### Records provided
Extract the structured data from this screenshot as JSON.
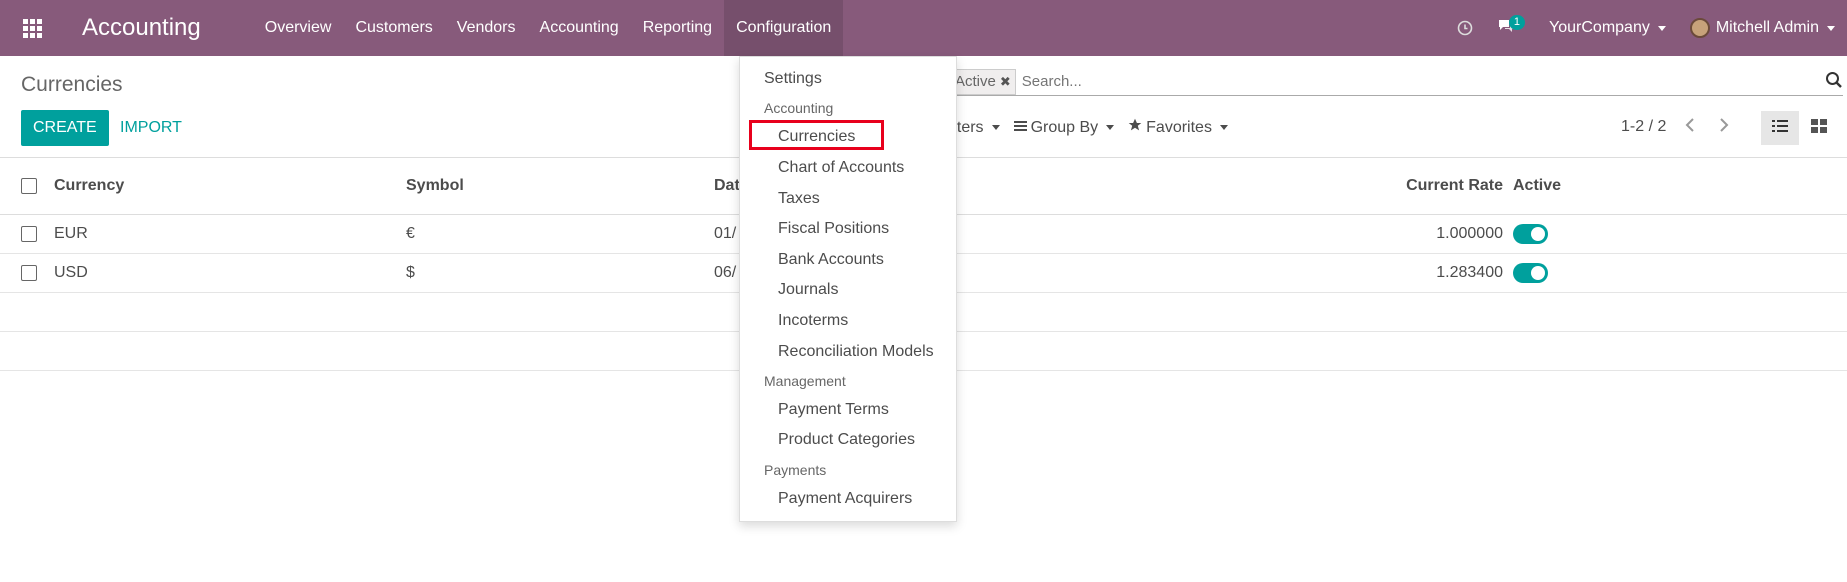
{
  "app": {
    "title": "Accounting",
    "menu": [
      "Overview",
      "Customers",
      "Vendors",
      "Accounting",
      "Reporting",
      "Configuration"
    ],
    "active_menu": "Configuration"
  },
  "systray": {
    "messages_count": "1",
    "company": "YourCompany",
    "user": "Mitchell Admin"
  },
  "control_panel": {
    "breadcrumb": "Currencies",
    "create_label": "CREATE",
    "import_label": "IMPORT",
    "facet_label": "Active",
    "search_placeholder": "Search...",
    "filters_label": "Filters",
    "group_by_label": "Group By",
    "favorites_label": "Favorites",
    "pager": "1-2 / 2"
  },
  "table": {
    "headers": {
      "currency": "Currency",
      "symbol": "Symbol",
      "date": "Date",
      "current_rate": "Current Rate",
      "active": "Active"
    },
    "rows": [
      {
        "currency": "EUR",
        "symbol": "€",
        "date": "01/",
        "rate": "1.000000",
        "active": true
      },
      {
        "currency": "USD",
        "symbol": "$",
        "date": "06/",
        "rate": "1.283400",
        "active": true
      }
    ]
  },
  "dropdown": {
    "settings": "Settings",
    "section_accounting": "Accounting",
    "currencies": "Currencies",
    "chart_of_accounts": "Chart of Accounts",
    "taxes": "Taxes",
    "fiscal_positions": "Fiscal Positions",
    "bank_accounts": "Bank Accounts",
    "journals": "Journals",
    "incoterms": "Incoterms",
    "reconciliation_models": "Reconciliation Models",
    "section_management": "Management",
    "payment_terms": "Payment Terms",
    "product_categories": "Product Categories",
    "section_payments": "Payments",
    "payment_acquirers": "Payment Acquirers",
    "highlighted_item": "Currencies"
  },
  "colors": {
    "navbar": "#875a7b",
    "accent": "#00a09d",
    "highlight": "#e8001c"
  }
}
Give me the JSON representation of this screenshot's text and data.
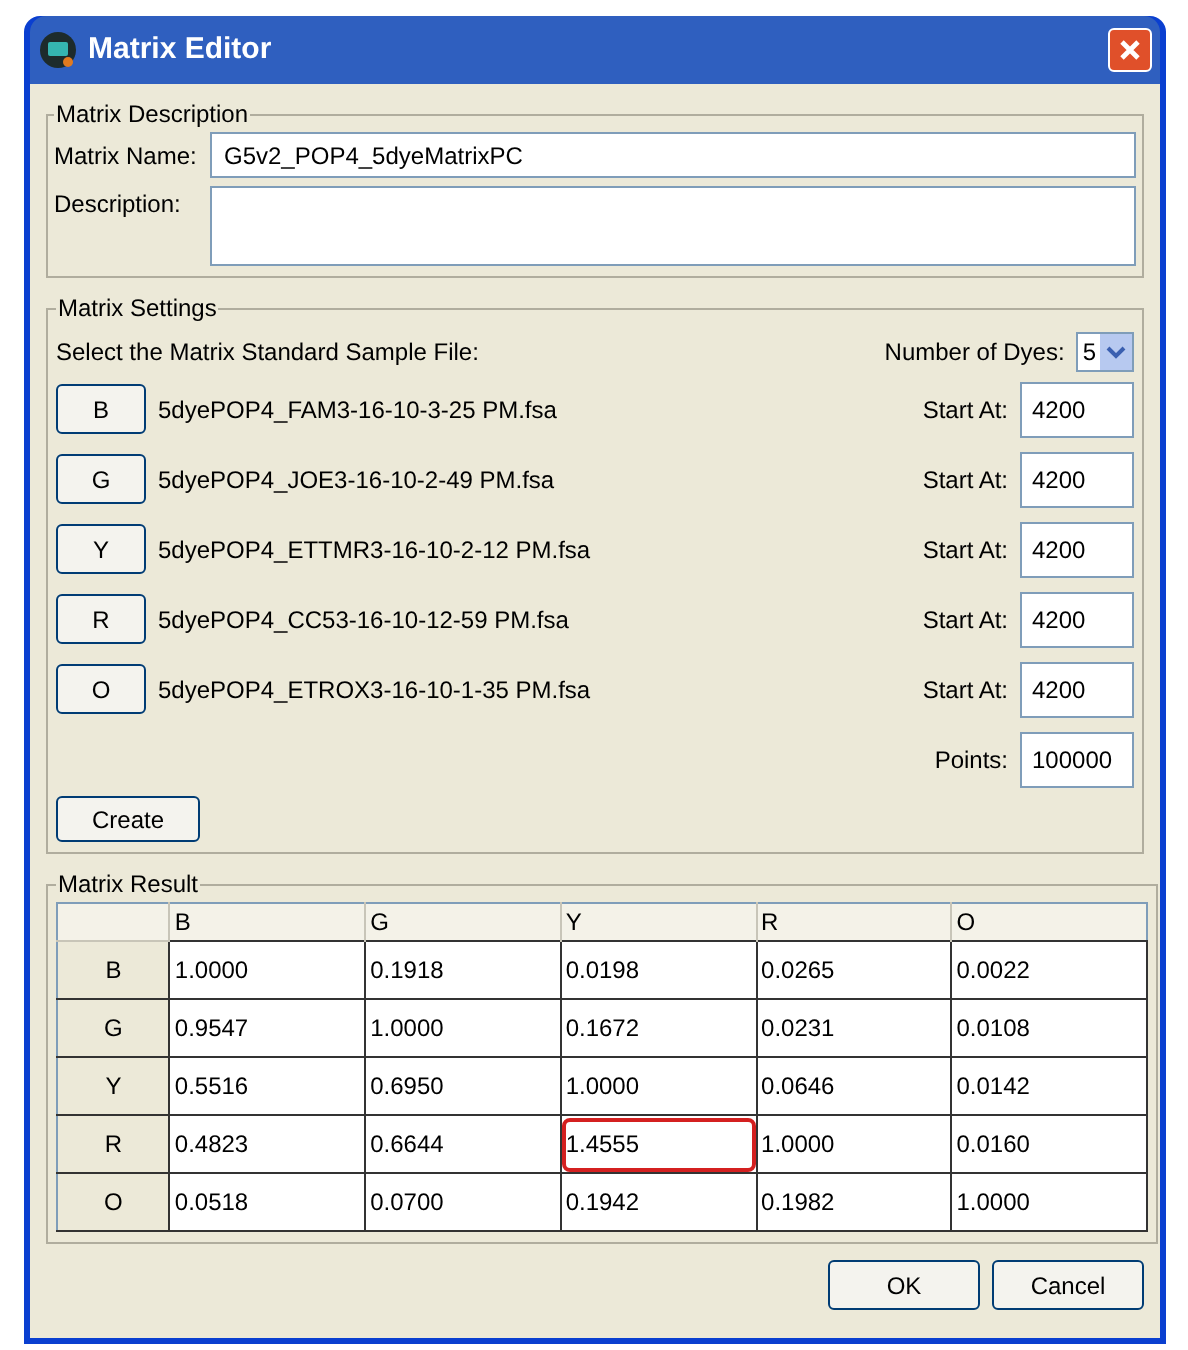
{
  "window": {
    "title": "Matrix Editor"
  },
  "matrix_description": {
    "legend": "Matrix Description",
    "name_label": "Matrix Name:",
    "name_value": "G5v2_POP4_5dyeMatrixPC",
    "description_label": "Description:"
  },
  "matrix_settings": {
    "legend": "Matrix Settings",
    "select_label": "Select the Matrix Standard Sample File:",
    "dyes_label": "Number of Dyes:",
    "dyes_value": "5",
    "files": [
      {
        "dye": "B",
        "file": "5dyePOP4_FAM3-16-10-3-25 PM.fsa",
        "start_label": "Start At:",
        "start_value": "4200"
      },
      {
        "dye": "G",
        "file": "5dyePOP4_JOE3-16-10-2-49 PM.fsa",
        "start_label": "Start At:",
        "start_value": "4200"
      },
      {
        "dye": "Y",
        "file": "5dyePOP4_ETTMR3-16-10-2-12 PM.fsa",
        "start_label": "Start At:",
        "start_value": "4200"
      },
      {
        "dye": "R",
        "file": "5dyePOP4_CC53-16-10-12-59 PM.fsa",
        "start_label": "Start At:",
        "start_value": "4200"
      },
      {
        "dye": "O",
        "file": "5dyePOP4_ETROX3-16-10-1-35 PM.fsa",
        "start_label": "Start At:",
        "start_value": "4200"
      }
    ],
    "points_label": "Points:",
    "points_value": "100000",
    "create_button": "Create"
  },
  "matrix_result": {
    "legend": "Matrix Result",
    "columns": [
      "B",
      "G",
      "Y",
      "R",
      "O"
    ],
    "rows": [
      {
        "header": "B",
        "cells": [
          {
            "value": "1.0000",
            "highlighted": false
          },
          {
            "value": "0.1918",
            "highlighted": false
          },
          {
            "value": "0.0198",
            "highlighted": false
          },
          {
            "value": "0.0265",
            "highlighted": false
          },
          {
            "value": "0.0022",
            "highlighted": false
          }
        ]
      },
      {
        "header": "G",
        "cells": [
          {
            "value": "0.9547",
            "highlighted": false
          },
          {
            "value": "1.0000",
            "highlighted": false
          },
          {
            "value": "0.1672",
            "highlighted": false
          },
          {
            "value": "0.0231",
            "highlighted": false
          },
          {
            "value": "0.0108",
            "highlighted": false
          }
        ]
      },
      {
        "header": "Y",
        "cells": [
          {
            "value": "0.5516",
            "highlighted": false
          },
          {
            "value": "0.6950",
            "highlighted": false
          },
          {
            "value": "1.0000",
            "highlighted": false
          },
          {
            "value": "0.0646",
            "highlighted": false
          },
          {
            "value": "0.0142",
            "highlighted": false
          }
        ]
      },
      {
        "header": "R",
        "cells": [
          {
            "value": "0.4823",
            "highlighted": false
          },
          {
            "value": "0.6644",
            "highlighted": false
          },
          {
            "value": "1.4555",
            "highlighted": true
          },
          {
            "value": "1.0000",
            "highlighted": false
          },
          {
            "value": "0.0160",
            "highlighted": false
          }
        ]
      },
      {
        "header": "O",
        "cells": [
          {
            "value": "0.0518",
            "highlighted": false
          },
          {
            "value": "0.0700",
            "highlighted": false
          },
          {
            "value": "0.1942",
            "highlighted": false
          },
          {
            "value": "0.1982",
            "highlighted": false
          },
          {
            "value": "1.0000",
            "highlighted": false
          }
        ]
      }
    ]
  },
  "buttons": [
    "OK",
    "Cancel"
  ]
}
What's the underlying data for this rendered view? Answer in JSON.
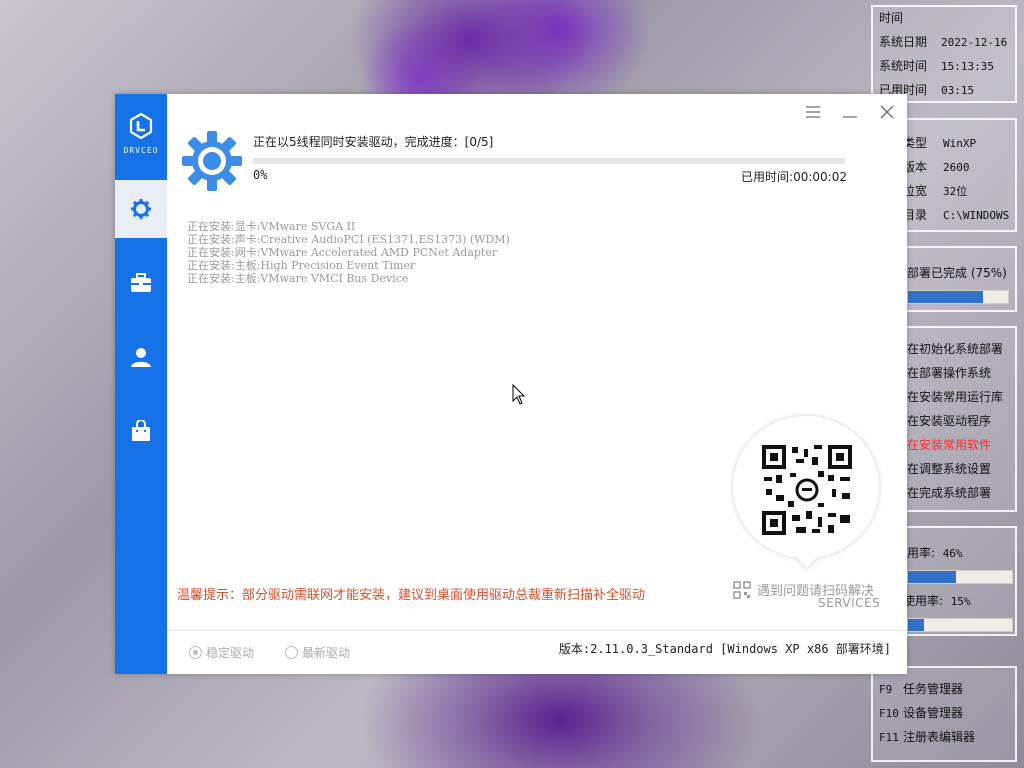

### Request
Among these entries, how many lines include the string "legend"? Reply with the number by itself.

### Response to the task
3